「うつ」は食べ物が原因だった
溝口 徹

 

 

 

 

 

 

 

 

栄養療法を世に広めることになった溝口医師の代表作の1つで、うつ病に対する、栄養療法(オーソモレキュラー)の有効性を示した本です。

精神疾患における従来の投薬治療を根本から見直し、脳が正常にはたらく仕組みを、分子レベルで生化学的に捉えた治療法を紹介しています。

ヒトの感情に影響を及ぼす神経伝達物質

興奮系:ドーパミン、グルタミン酸、アセチルコリン、ノルアドレナリン
抑制系:GABA(γアミノ酪酸)
調整系:セロトニン

これらのバランスを取ることによってヒトは感情をコントロールしていますが、脳内の均衡が崩れると、イライラや不安、恐怖、悲しみで心が沈んだりします。

ページレイアウト解析データ:
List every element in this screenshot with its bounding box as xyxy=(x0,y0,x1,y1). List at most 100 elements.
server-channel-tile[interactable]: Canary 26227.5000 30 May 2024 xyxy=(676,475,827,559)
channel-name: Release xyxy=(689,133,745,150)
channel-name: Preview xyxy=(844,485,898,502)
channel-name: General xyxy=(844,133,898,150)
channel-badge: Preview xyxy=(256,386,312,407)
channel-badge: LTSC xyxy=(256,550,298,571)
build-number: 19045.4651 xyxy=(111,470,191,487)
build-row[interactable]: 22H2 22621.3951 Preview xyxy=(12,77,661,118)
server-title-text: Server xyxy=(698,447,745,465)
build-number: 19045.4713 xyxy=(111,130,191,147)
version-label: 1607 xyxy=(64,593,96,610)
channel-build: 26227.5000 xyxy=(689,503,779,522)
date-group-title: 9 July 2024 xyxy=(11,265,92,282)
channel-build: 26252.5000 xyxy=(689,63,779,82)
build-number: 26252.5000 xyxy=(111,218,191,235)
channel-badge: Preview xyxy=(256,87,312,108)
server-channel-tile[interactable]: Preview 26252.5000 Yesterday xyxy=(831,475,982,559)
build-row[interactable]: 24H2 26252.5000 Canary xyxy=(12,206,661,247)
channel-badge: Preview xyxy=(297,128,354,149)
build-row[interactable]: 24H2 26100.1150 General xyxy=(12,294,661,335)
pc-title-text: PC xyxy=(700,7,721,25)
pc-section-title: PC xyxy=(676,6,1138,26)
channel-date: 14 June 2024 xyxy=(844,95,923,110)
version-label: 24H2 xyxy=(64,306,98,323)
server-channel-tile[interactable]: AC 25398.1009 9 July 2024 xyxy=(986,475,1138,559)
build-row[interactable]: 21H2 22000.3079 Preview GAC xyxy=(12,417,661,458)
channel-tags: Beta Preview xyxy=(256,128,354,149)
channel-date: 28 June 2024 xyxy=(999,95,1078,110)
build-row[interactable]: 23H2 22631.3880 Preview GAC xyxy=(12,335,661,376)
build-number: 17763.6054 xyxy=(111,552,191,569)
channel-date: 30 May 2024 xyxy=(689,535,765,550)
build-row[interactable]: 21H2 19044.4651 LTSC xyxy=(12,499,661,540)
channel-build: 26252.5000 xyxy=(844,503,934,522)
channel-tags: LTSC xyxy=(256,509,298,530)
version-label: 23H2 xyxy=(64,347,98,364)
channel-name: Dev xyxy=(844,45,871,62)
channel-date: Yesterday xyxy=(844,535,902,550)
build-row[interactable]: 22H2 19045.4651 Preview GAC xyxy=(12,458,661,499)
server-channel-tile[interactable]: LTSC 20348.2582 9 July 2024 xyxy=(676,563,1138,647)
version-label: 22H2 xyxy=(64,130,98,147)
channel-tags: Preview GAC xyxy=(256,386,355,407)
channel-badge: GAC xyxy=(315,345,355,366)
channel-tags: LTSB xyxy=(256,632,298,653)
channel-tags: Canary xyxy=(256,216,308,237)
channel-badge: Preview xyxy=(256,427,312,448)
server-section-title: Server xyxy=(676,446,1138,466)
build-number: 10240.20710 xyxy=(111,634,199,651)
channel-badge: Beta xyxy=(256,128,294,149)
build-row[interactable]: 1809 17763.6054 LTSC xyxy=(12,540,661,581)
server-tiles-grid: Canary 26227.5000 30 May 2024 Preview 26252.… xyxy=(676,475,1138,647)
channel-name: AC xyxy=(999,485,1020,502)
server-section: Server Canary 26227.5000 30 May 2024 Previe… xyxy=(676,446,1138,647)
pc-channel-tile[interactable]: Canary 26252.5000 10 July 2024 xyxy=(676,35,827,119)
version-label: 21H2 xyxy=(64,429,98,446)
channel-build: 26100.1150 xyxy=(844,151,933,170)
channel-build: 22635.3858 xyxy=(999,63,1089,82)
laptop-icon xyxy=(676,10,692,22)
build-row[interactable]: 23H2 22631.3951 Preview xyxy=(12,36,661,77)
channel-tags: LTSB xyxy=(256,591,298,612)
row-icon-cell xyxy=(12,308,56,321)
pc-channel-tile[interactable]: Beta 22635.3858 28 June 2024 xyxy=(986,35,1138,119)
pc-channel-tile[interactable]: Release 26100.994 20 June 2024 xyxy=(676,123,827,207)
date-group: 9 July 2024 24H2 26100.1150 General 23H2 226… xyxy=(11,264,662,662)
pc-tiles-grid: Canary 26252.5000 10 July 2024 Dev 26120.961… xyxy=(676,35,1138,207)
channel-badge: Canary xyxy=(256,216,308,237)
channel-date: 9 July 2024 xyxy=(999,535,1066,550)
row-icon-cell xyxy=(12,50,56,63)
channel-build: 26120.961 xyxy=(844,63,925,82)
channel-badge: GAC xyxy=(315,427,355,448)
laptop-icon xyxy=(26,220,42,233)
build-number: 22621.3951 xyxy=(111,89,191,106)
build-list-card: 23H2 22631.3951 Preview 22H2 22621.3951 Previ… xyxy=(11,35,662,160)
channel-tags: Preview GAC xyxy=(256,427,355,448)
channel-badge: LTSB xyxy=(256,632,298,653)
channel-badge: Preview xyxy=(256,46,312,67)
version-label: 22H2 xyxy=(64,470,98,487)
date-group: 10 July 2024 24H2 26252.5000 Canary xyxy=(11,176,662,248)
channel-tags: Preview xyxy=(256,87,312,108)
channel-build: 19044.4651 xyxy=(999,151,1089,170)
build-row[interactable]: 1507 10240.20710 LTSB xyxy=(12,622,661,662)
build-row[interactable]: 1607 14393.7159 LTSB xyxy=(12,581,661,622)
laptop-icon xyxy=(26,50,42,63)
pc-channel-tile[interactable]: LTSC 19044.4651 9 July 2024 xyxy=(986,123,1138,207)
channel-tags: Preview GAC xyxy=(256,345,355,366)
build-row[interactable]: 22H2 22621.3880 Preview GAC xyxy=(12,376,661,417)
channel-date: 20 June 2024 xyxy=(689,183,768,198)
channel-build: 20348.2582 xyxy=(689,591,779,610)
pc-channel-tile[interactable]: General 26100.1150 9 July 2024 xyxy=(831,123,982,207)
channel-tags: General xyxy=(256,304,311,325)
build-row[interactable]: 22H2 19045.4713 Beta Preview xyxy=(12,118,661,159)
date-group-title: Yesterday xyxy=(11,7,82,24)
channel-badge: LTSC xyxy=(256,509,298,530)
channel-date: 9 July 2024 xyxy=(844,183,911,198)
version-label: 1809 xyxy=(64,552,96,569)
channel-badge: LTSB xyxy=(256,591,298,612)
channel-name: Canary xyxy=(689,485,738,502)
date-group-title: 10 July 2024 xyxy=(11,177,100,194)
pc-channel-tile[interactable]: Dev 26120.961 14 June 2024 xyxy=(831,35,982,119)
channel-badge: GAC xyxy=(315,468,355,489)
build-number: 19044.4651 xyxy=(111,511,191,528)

◆ **作業指示 1**
うつ病の栄養療法を扱った紹介文で、ヒトの感情に影響を及ぼす神経伝達物質として挙げられているものをすべて書き出してください。
◆ **作業指示 2**
うつ病の栄養療法を扱った紹介文について、次の問いに答えてください。
(a) 紹介されている本の著者は誰か。
(b) 調整系に分類されている神経伝達物質は何か。
(c) 脳内の均衡が崩れると心が沈む原因として挙げられているものは何か。
◆ **作業指示 3**
うつ病の栄養療法を扱った紹介文の最後の文を引き継いで、その先を書き進めてください。

◆ **想定出力 1**
ドーパミン
グルタミン酸
アセチルコリン
ノルアドレナリン
GABA(γアミノ酪酸)
セロトニン

◆ **想定出力 2**
(a) 溝口 徹
(b) セロトニン
(c) イライラや不安、恐怖、悲しみ

◆ **想定出力 3**
本書では、こうした神経伝達物質の合成メカニズムやその過程で必要とされる原料(タンパク質やビタミン)の重要性も説いています。

今では比較的一般にも知られるようになりましたが、糖質(ブドウ糖)の過剰摂取がうつ病症状を引き起こす原因である事や低血糖症と糖尿病が表裏一体である事を指摘しています。

精神疾患や気持ちの病気を栄養療法で克服したい患者にとっての必読書です。